Required work – Restate the listing below word for word, omitting any images.
**********
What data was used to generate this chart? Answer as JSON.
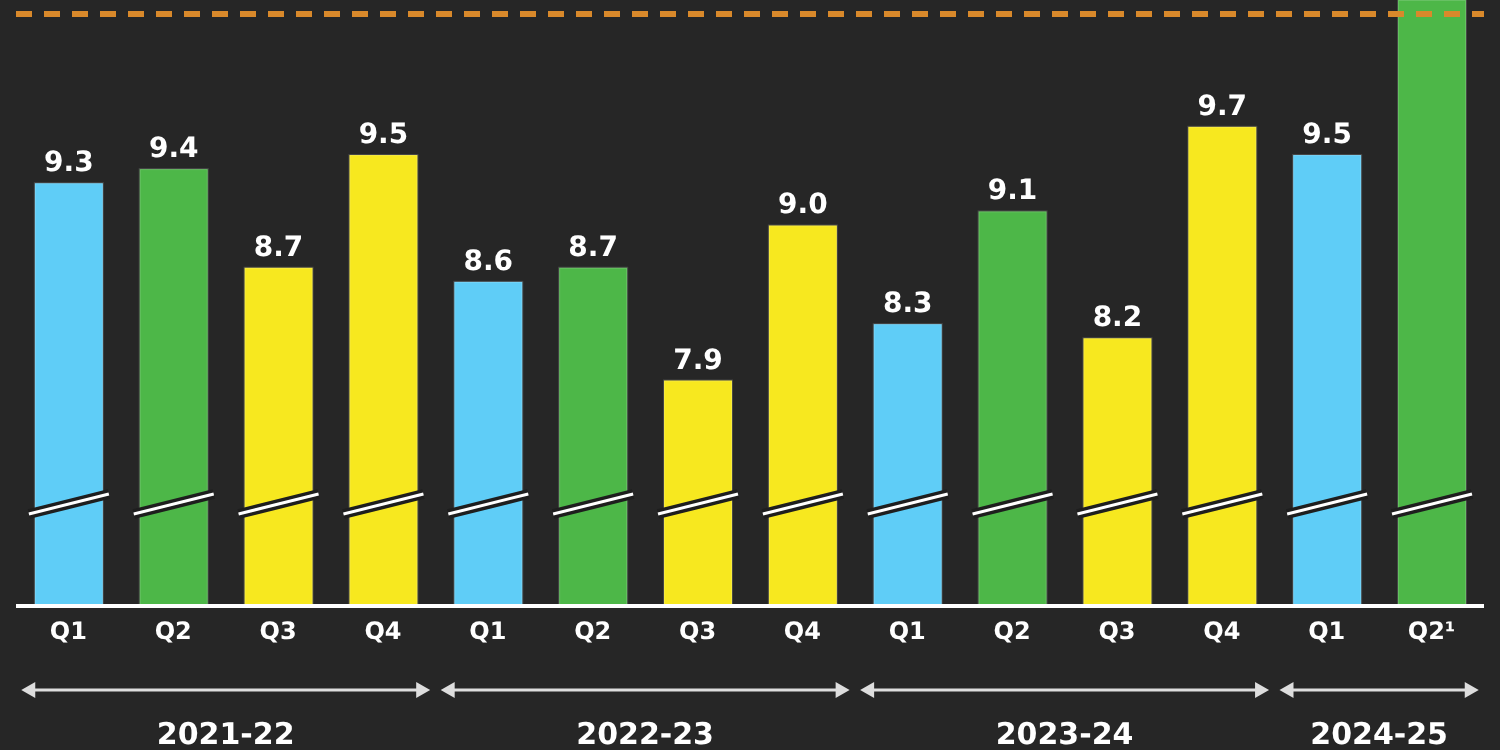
{
  "chart_data": {
    "type": "bar",
    "categories": [
      "Q1",
      "Q2",
      "Q3",
      "Q4",
      "Q1",
      "Q2",
      "Q3",
      "Q4",
      "Q1",
      "Q2",
      "Q3",
      "Q4",
      "Q1",
      "Q2¹"
    ],
    "values": [
      9.3,
      9.4,
      8.7,
      9.5,
      8.6,
      8.7,
      7.9,
      9.0,
      8.3,
      9.1,
      8.2,
      9.7,
      9.5,
      10.6
    ],
    "value_labels": [
      "9.3",
      "9.4",
      "8.7",
      "9.5",
      "8.6",
      "8.7",
      "7.9",
      "9.0",
      "8.3",
      "9.1",
      "8.2",
      "9.7",
      "9.5",
      null
    ],
    "colors": [
      "#5fcdf7",
      "#4db748",
      "#f7e81f",
      "#f7e81f",
      "#5fcdf7",
      "#4db748",
      "#f7e81f",
      "#f7e81f",
      "#5fcdf7",
      "#4db748",
      "#f7e81f",
      "#f7e81f",
      "#5fcdf7",
      "#4db748"
    ],
    "ylim": [
      6.3,
      10.6
    ],
    "ref_lines": [
      {
        "axis": "y",
        "value": 10.5,
        "color": "#d9892b",
        "line_style": "dashed"
      }
    ],
    "annotations": [
      "2021-22",
      "2022-23",
      "2023-24",
      "2024-25"
    ],
    "grid": false,
    "legend": false
  }
}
**********
The answer –
What data was used to generate this chart? Answer as JSON.
{
  "chart_data": {
    "type": "bar",
    "categories": [
      "Q1",
      "Q2",
      "Q3",
      "Q4",
      "Q1",
      "Q2",
      "Q3",
      "Q4",
      "Q1",
      "Q2",
      "Q3",
      "Q4",
      "Q1",
      "Q2¹"
    ],
    "values": [
      9.3,
      9.4,
      8.7,
      9.5,
      8.6,
      8.7,
      7.9,
      9.0,
      8.3,
      9.1,
      8.2,
      9.7,
      9.5,
      10.6
    ],
    "value_labels": [
      "9.3",
      "9.4",
      "8.7",
      "9.5",
      "8.6",
      "8.7",
      "7.9",
      "9.0",
      "8.3",
      "9.1",
      "8.2",
      "9.7",
      "9.5",
      null
    ],
    "colors": [
      "#5fcdf7",
      "#4db748",
      "#f7e81f",
      "#f7e81f",
      "#5fcdf7",
      "#4db748",
      "#f7e81f",
      "#f7e81f",
      "#5fcdf7",
      "#4db748",
      "#f7e81f",
      "#f7e81f",
      "#5fcdf7",
      "#4db748"
    ],
    "ylim": [
      6.3,
      10.6
    ],
    "ref_lines": [
      {
        "axis": "y",
        "value": 10.5,
        "color": "#d9892b",
        "line_style": "dashed"
      }
    ],
    "annotations": [
      "2021-22",
      "2022-23",
      "2023-24",
      "2024-25"
    ],
    "grid": false,
    "legend": false
  }
}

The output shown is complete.